» **Aim of the task**:
Please transcribe the listing below in full and word for word, without its pictures.

--- Material ---

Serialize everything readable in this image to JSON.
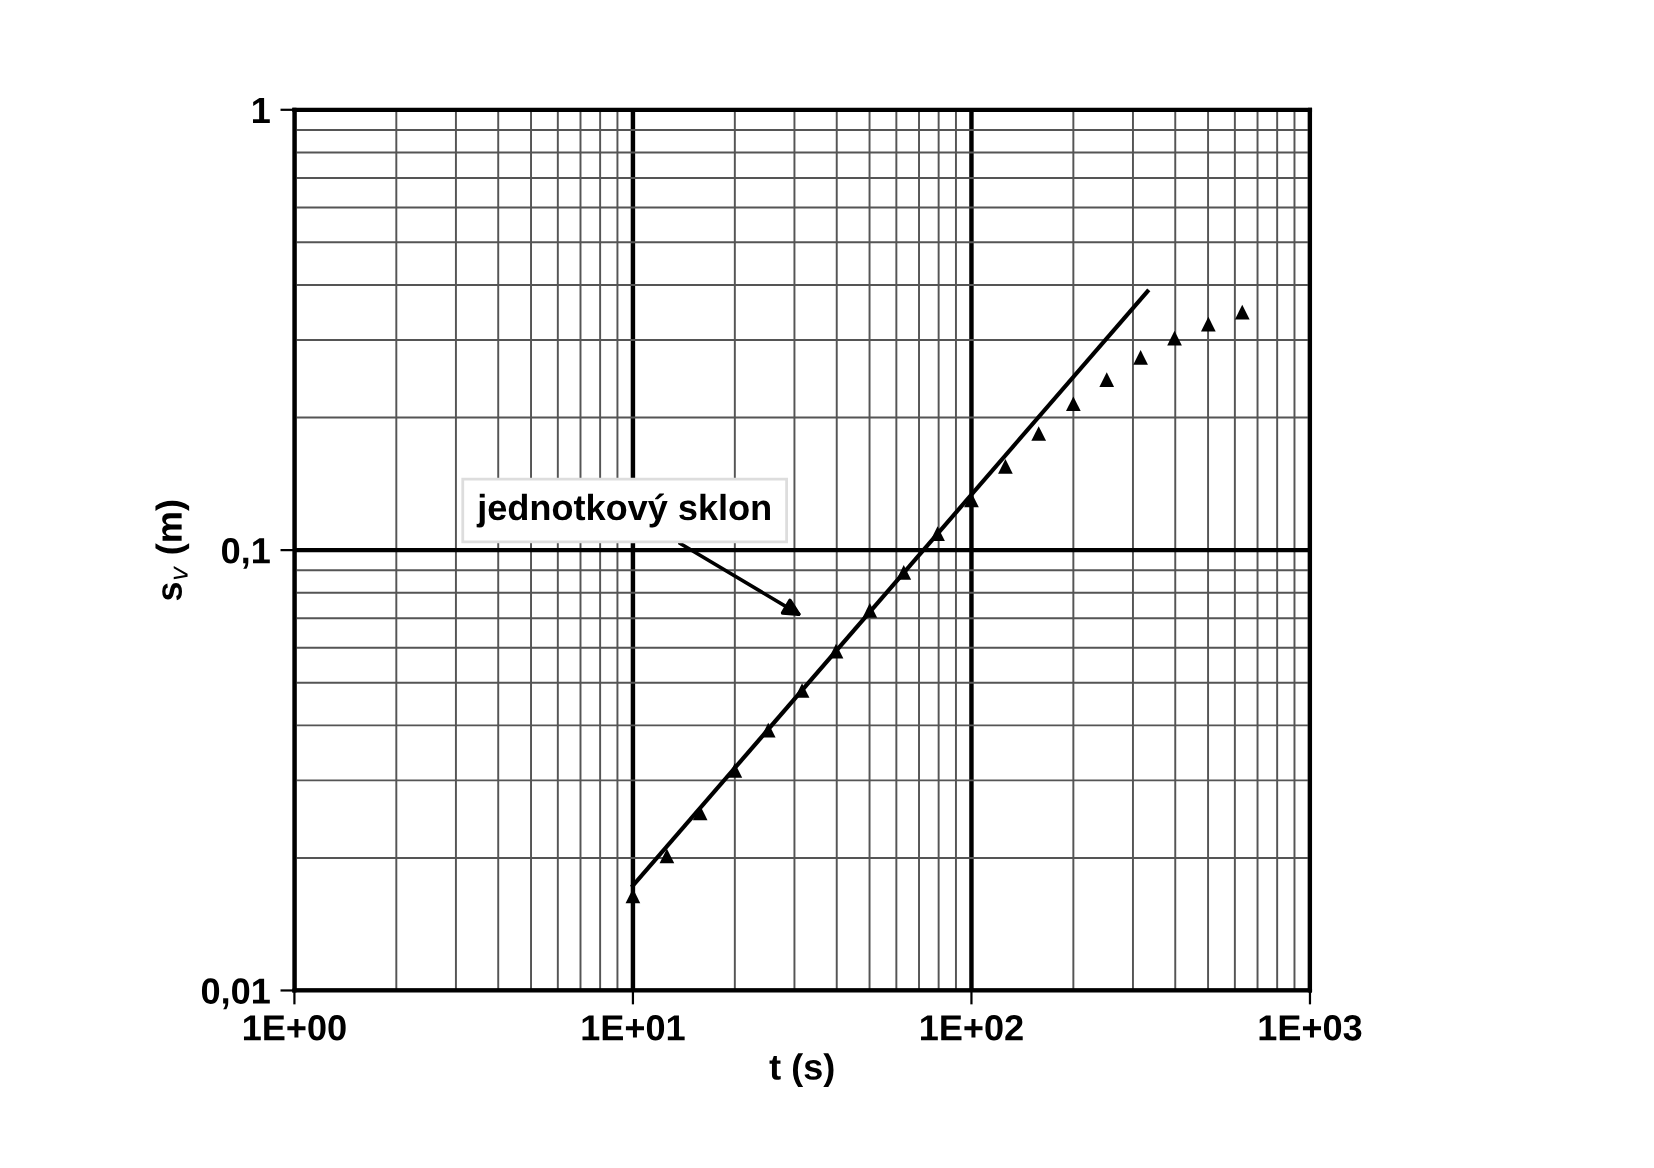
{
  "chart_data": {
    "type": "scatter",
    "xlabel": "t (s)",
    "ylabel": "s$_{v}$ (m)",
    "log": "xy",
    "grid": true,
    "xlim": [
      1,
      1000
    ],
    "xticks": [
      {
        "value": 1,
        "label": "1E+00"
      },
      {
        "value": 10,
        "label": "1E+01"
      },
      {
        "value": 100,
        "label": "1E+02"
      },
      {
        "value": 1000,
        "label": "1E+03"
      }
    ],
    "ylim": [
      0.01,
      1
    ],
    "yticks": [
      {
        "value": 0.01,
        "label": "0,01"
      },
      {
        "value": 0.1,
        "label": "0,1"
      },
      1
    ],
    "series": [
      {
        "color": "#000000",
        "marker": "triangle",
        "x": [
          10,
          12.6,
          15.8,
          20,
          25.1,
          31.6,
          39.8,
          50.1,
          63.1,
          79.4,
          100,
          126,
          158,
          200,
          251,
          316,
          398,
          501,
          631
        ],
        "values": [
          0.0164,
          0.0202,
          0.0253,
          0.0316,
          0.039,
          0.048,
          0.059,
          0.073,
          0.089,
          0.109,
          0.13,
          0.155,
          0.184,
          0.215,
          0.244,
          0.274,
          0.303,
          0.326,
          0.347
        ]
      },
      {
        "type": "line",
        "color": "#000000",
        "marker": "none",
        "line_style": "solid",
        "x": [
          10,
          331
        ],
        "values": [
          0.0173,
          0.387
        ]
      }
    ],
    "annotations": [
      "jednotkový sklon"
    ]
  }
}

---

» **Correct response**:
Serialize everything readable in this image to JSON.
{
  "chart_data": {
    "type": "scatter",
    "xlabel": "t (s)",
    "ylabel": "s$_{v}$ (m)",
    "log": "xy",
    "grid": true,
    "xlim": [
      1,
      1000
    ],
    "xticks": [
      {
        "value": 1,
        "label": "1E+00"
      },
      {
        "value": 10,
        "label": "1E+01"
      },
      {
        "value": 100,
        "label": "1E+02"
      },
      {
        "value": 1000,
        "label": "1E+03"
      }
    ],
    "ylim": [
      0.01,
      1
    ],
    "yticks": [
      {
        "value": 0.01,
        "label": "0,01"
      },
      {
        "value": 0.1,
        "label": "0,1"
      },
      1
    ],
    "series": [
      {
        "color": "#000000",
        "marker": "triangle",
        "x": [
          10,
          12.6,
          15.8,
          20,
          25.1,
          31.6,
          39.8,
          50.1,
          63.1,
          79.4,
          100,
          126,
          158,
          200,
          251,
          316,
          398,
          501,
          631
        ],
        "values": [
          0.0164,
          0.0202,
          0.0253,
          0.0316,
          0.039,
          0.048,
          0.059,
          0.073,
          0.089,
          0.109,
          0.13,
          0.155,
          0.184,
          0.215,
          0.244,
          0.274,
          0.303,
          0.326,
          0.347
        ]
      },
      {
        "type": "line",
        "color": "#000000",
        "marker": "none",
        "line_style": "solid",
        "x": [
          10,
          331
        ],
        "values": [
          0.0173,
          0.387
        ]
      }
    ],
    "annotations": [
      "jednotkový sklon"
    ]
  }
}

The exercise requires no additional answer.